## [TASK INPUTS]
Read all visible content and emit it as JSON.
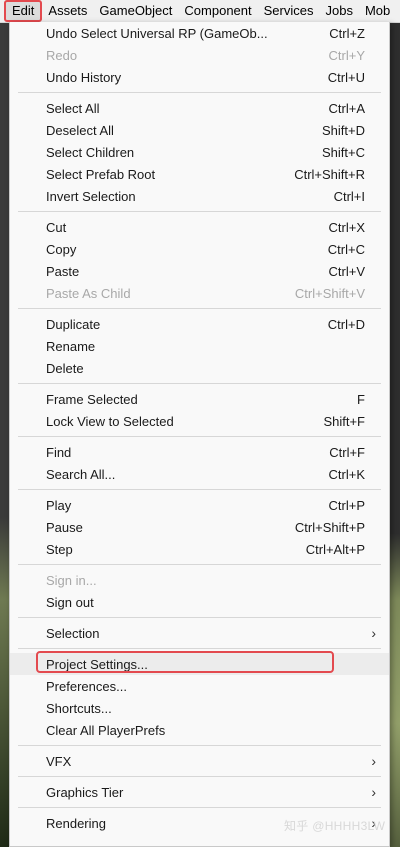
{
  "menubar": {
    "items": [
      "Edit",
      "Assets",
      "GameObject",
      "Component",
      "Services",
      "Jobs",
      "Mob"
    ]
  },
  "menu": {
    "undo": {
      "label": "Undo Select Universal RP (GameOb...",
      "shortcut": "Ctrl+Z"
    },
    "redo": {
      "label": "Redo",
      "shortcut": "Ctrl+Y"
    },
    "undo_history": {
      "label": "Undo History",
      "shortcut": "Ctrl+U"
    },
    "select_all": {
      "label": "Select All",
      "shortcut": "Ctrl+A"
    },
    "deselect_all": {
      "label": "Deselect All",
      "shortcut": "Shift+D"
    },
    "select_children": {
      "label": "Select Children",
      "shortcut": "Shift+C"
    },
    "select_prefab_root": {
      "label": "Select Prefab Root",
      "shortcut": "Ctrl+Shift+R"
    },
    "invert_selection": {
      "label": "Invert Selection",
      "shortcut": "Ctrl+I"
    },
    "cut": {
      "label": "Cut",
      "shortcut": "Ctrl+X"
    },
    "copy": {
      "label": "Copy",
      "shortcut": "Ctrl+C"
    },
    "paste": {
      "label": "Paste",
      "shortcut": "Ctrl+V"
    },
    "paste_as_child": {
      "label": "Paste As Child",
      "shortcut": "Ctrl+Shift+V"
    },
    "duplicate": {
      "label": "Duplicate",
      "shortcut": "Ctrl+D"
    },
    "rename": {
      "label": "Rename"
    },
    "delete": {
      "label": "Delete"
    },
    "frame_selected": {
      "label": "Frame Selected",
      "shortcut": "F"
    },
    "lock_view": {
      "label": "Lock View to Selected",
      "shortcut": "Shift+F"
    },
    "find": {
      "label": "Find",
      "shortcut": "Ctrl+F"
    },
    "search_all": {
      "label": "Search All...",
      "shortcut": "Ctrl+K"
    },
    "play": {
      "label": "Play",
      "shortcut": "Ctrl+P"
    },
    "pause": {
      "label": "Pause",
      "shortcut": "Ctrl+Shift+P"
    },
    "step": {
      "label": "Step",
      "shortcut": "Ctrl+Alt+P"
    },
    "sign_in": {
      "label": "Sign in..."
    },
    "sign_out": {
      "label": "Sign out"
    },
    "selection": {
      "label": "Selection"
    },
    "project_settings": {
      "label": "Project Settings..."
    },
    "preferences": {
      "label": "Preferences..."
    },
    "shortcuts": {
      "label": "Shortcuts..."
    },
    "clear_playerprefs": {
      "label": "Clear All PlayerPrefs"
    },
    "vfx": {
      "label": "VFX"
    },
    "graphics_tier": {
      "label": "Graphics Tier"
    },
    "rendering": {
      "label": "Rendering"
    }
  },
  "submenu_arrow": "›",
  "watermark": "知乎 @HHHH3LW",
  "colors": {
    "highlight_outline": "#e34a4f",
    "disabled_text": "#a8a8a8"
  }
}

## [OBJECTIVE]
Repeat the material above verbatim. Leave the pictures behind.

## [OUTPUT OF THE TASK]
Read all visible content and emit it as JSON.
{
  "menubar": {
    "items": [
      "Edit",
      "Assets",
      "GameObject",
      "Component",
      "Services",
      "Jobs",
      "Mob"
    ]
  },
  "menu": {
    "undo": {
      "label": "Undo Select Universal RP (GameOb...",
      "shortcut": "Ctrl+Z"
    },
    "redo": {
      "label": "Redo",
      "shortcut": "Ctrl+Y"
    },
    "undo_history": {
      "label": "Undo History",
      "shortcut": "Ctrl+U"
    },
    "select_all": {
      "label": "Select All",
      "shortcut": "Ctrl+A"
    },
    "deselect_all": {
      "label": "Deselect All",
      "shortcut": "Shift+D"
    },
    "select_children": {
      "label": "Select Children",
      "shortcut": "Shift+C"
    },
    "select_prefab_root": {
      "label": "Select Prefab Root",
      "shortcut": "Ctrl+Shift+R"
    },
    "invert_selection": {
      "label": "Invert Selection",
      "shortcut": "Ctrl+I"
    },
    "cut": {
      "label": "Cut",
      "shortcut": "Ctrl+X"
    },
    "copy": {
      "label": "Copy",
      "shortcut": "Ctrl+C"
    },
    "paste": {
      "label": "Paste",
      "shortcut": "Ctrl+V"
    },
    "paste_as_child": {
      "label": "Paste As Child",
      "shortcut": "Ctrl+Shift+V"
    },
    "duplicate": {
      "label": "Duplicate",
      "shortcut": "Ctrl+D"
    },
    "rename": {
      "label": "Rename"
    },
    "delete": {
      "label": "Delete"
    },
    "frame_selected": {
      "label": "Frame Selected",
      "shortcut": "F"
    },
    "lock_view": {
      "label": "Lock View to Selected",
      "shortcut": "Shift+F"
    },
    "find": {
      "label": "Find",
      "shortcut": "Ctrl+F"
    },
    "search_all": {
      "label": "Search All...",
      "shortcut": "Ctrl+K"
    },
    "play": {
      "label": "Play",
      "shortcut": "Ctrl+P"
    },
    "pause": {
      "label": "Pause",
      "shortcut": "Ctrl+Shift+P"
    },
    "step": {
      "label": "Step",
      "shortcut": "Ctrl+Alt+P"
    },
    "sign_in": {
      "label": "Sign in..."
    },
    "sign_out": {
      "label": "Sign out"
    },
    "selection": {
      "label": "Selection"
    },
    "project_settings": {
      "label": "Project Settings..."
    },
    "preferences": {
      "label": "Preferences..."
    },
    "shortcuts": {
      "label": "Shortcuts..."
    },
    "clear_playerprefs": {
      "label": "Clear All PlayerPrefs"
    },
    "vfx": {
      "label": "VFX"
    },
    "graphics_tier": {
      "label": "Graphics Tier"
    },
    "rendering": {
      "label": "Rendering"
    }
  },
  "submenu_arrow": "›",
  "watermark": "知乎 @HHHH3LW",
  "colors": {
    "highlight_outline": "#e34a4f",
    "disabled_text": "#a8a8a8"
  }
}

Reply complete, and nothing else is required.